Reproduce word for word the rows from the line containing "data-point bbox=[92, 579, 98, 588]" through the line containing "data-point bbox=[302, 569, 314, 581]", including both of those lines.
— Start of Task input —
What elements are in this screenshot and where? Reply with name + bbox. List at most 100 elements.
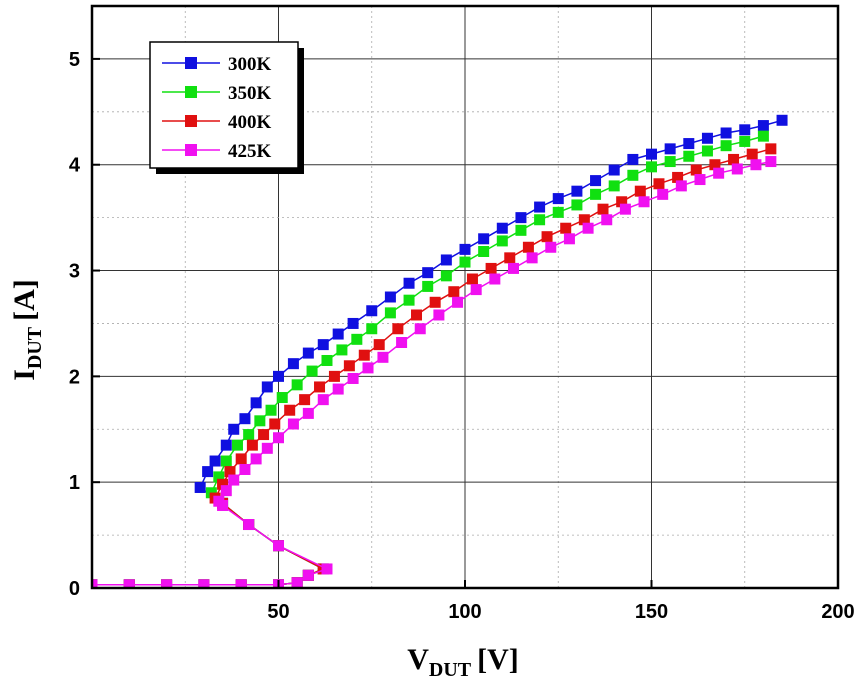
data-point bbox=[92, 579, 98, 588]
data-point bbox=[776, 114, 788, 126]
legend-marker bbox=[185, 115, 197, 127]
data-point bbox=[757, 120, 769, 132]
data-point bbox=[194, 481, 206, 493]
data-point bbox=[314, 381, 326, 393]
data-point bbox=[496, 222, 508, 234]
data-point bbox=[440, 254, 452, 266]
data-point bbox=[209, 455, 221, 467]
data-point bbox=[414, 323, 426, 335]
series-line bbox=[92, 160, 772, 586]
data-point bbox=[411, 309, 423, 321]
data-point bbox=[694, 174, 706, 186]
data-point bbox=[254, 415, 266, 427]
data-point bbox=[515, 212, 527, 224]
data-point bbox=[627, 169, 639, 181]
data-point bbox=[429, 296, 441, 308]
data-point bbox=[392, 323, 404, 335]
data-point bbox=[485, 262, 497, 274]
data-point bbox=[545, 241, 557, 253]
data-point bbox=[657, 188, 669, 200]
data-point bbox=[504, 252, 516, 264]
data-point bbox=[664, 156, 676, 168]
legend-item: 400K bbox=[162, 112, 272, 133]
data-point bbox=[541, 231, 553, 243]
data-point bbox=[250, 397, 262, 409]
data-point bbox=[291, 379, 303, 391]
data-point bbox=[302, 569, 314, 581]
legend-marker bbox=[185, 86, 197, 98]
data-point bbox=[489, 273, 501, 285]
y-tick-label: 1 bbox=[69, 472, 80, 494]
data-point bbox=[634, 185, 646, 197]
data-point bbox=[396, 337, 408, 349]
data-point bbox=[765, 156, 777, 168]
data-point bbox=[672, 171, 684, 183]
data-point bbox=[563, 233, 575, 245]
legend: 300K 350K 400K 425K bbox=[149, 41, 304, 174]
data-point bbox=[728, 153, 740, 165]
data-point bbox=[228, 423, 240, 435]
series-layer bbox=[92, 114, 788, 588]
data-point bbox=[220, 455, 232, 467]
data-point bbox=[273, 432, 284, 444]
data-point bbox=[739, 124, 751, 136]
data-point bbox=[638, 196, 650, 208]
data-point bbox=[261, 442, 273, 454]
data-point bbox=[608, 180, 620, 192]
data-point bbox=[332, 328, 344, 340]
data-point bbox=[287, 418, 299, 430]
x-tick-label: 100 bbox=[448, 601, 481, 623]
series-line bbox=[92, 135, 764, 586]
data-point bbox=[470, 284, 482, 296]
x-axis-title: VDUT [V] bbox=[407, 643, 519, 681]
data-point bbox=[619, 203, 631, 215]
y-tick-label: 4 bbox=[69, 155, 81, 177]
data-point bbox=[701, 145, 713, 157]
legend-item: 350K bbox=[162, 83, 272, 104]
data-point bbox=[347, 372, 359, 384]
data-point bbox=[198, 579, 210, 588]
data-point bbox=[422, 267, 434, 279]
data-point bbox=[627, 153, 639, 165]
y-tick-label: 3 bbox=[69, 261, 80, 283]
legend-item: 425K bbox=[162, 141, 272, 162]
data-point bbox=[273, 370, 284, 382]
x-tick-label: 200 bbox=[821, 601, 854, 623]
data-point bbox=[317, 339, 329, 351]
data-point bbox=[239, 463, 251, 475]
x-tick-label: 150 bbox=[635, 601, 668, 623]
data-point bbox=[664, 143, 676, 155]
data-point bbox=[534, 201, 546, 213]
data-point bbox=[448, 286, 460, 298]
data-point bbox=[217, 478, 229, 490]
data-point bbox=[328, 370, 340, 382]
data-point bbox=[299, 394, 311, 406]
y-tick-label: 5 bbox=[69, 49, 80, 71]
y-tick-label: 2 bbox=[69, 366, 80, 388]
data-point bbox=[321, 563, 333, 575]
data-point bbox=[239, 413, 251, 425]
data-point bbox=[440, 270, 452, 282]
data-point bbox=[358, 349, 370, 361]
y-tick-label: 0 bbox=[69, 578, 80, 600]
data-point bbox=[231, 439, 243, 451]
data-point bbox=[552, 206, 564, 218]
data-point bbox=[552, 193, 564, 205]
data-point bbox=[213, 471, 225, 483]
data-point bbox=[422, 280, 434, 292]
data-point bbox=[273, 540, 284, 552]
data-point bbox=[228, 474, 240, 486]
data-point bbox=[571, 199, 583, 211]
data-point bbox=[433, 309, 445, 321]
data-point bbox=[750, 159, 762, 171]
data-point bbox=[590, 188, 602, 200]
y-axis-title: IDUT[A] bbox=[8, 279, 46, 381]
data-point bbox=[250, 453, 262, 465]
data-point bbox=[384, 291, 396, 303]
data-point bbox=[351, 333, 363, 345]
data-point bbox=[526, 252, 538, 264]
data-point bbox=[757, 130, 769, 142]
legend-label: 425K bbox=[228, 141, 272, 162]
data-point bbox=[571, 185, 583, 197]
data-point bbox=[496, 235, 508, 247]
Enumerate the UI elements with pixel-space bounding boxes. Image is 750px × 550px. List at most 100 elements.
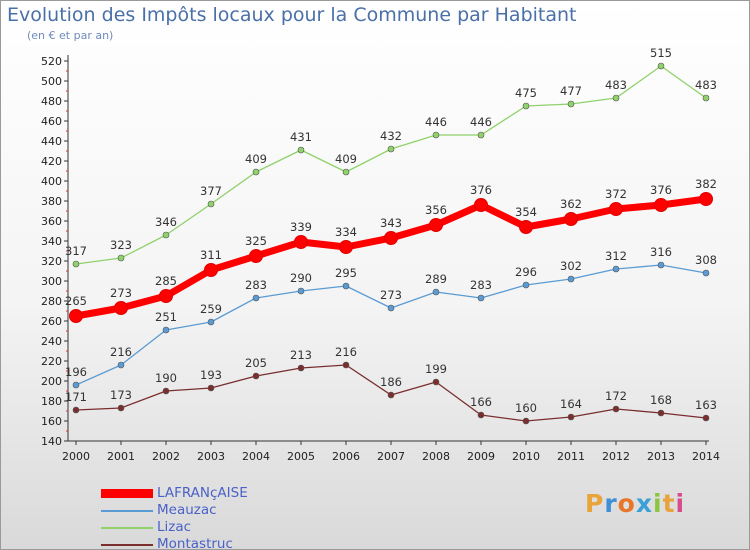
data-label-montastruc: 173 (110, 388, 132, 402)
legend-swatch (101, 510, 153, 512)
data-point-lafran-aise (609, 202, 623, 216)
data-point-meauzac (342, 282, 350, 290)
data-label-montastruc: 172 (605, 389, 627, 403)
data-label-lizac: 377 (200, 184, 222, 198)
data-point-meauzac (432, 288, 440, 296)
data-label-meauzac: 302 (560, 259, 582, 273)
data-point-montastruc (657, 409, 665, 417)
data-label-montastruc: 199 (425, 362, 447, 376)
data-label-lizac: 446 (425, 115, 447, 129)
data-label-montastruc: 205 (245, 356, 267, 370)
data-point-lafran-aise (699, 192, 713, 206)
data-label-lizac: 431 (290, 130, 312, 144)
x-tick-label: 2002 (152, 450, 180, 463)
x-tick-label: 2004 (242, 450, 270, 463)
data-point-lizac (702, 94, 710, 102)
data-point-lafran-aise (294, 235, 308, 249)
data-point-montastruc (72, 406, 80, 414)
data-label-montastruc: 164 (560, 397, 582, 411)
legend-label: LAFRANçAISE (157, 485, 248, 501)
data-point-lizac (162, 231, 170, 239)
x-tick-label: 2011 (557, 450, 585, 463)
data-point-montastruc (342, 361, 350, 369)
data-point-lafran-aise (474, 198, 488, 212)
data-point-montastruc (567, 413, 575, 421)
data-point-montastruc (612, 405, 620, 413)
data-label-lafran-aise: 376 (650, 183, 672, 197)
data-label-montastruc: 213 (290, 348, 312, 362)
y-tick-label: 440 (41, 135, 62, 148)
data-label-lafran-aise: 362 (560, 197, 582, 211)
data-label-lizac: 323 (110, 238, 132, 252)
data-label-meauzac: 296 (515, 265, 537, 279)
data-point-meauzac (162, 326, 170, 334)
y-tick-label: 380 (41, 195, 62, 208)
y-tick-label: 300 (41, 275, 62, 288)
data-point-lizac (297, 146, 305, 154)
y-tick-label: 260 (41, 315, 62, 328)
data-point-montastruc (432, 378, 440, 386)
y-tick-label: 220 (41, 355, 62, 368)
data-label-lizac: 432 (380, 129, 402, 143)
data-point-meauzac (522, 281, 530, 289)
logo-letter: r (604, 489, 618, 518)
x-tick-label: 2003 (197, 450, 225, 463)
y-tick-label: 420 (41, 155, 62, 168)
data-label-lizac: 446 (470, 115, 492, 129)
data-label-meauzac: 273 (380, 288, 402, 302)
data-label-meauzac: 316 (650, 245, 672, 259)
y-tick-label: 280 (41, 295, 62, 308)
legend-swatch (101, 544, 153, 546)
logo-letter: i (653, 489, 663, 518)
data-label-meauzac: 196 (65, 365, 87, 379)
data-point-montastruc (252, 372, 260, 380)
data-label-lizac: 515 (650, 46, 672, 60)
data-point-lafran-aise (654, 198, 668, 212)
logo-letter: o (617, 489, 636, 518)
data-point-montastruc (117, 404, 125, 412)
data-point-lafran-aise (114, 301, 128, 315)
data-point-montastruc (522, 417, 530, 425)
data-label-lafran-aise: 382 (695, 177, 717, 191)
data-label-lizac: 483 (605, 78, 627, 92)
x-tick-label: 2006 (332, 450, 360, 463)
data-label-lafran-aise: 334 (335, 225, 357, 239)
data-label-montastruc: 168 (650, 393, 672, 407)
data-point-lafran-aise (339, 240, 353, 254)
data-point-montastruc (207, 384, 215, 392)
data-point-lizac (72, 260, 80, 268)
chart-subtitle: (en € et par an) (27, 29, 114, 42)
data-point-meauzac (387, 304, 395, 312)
— End of Task input —
- Solved problem
data-point bbox=[92, 579, 98, 588]
data-point bbox=[776, 114, 788, 126]
legend-marker bbox=[185, 115, 197, 127]
data-point bbox=[757, 120, 769, 132]
data-point bbox=[194, 481, 206, 493]
data-point bbox=[314, 381, 326, 393]
data-point bbox=[496, 222, 508, 234]
data-point bbox=[440, 254, 452, 266]
data-point bbox=[209, 455, 221, 467]
data-point bbox=[414, 323, 426, 335]
series-line bbox=[92, 160, 772, 586]
data-point bbox=[411, 309, 423, 321]
data-point bbox=[694, 174, 706, 186]
data-point bbox=[254, 415, 266, 427]
data-point bbox=[515, 212, 527, 224]
data-point bbox=[627, 169, 639, 181]
data-point bbox=[429, 296, 441, 308]
data-point bbox=[392, 323, 404, 335]
data-point bbox=[485, 262, 497, 274]
data-point bbox=[545, 241, 557, 253]
data-point bbox=[657, 188, 669, 200]
data-point bbox=[504, 252, 516, 264]
data-point bbox=[664, 156, 676, 168]
legend-item: 400K bbox=[162, 112, 272, 133]
data-point bbox=[541, 231, 553, 243]
data-point bbox=[250, 397, 262, 409]
data-point bbox=[291, 379, 303, 391]
data-point bbox=[302, 569, 314, 581]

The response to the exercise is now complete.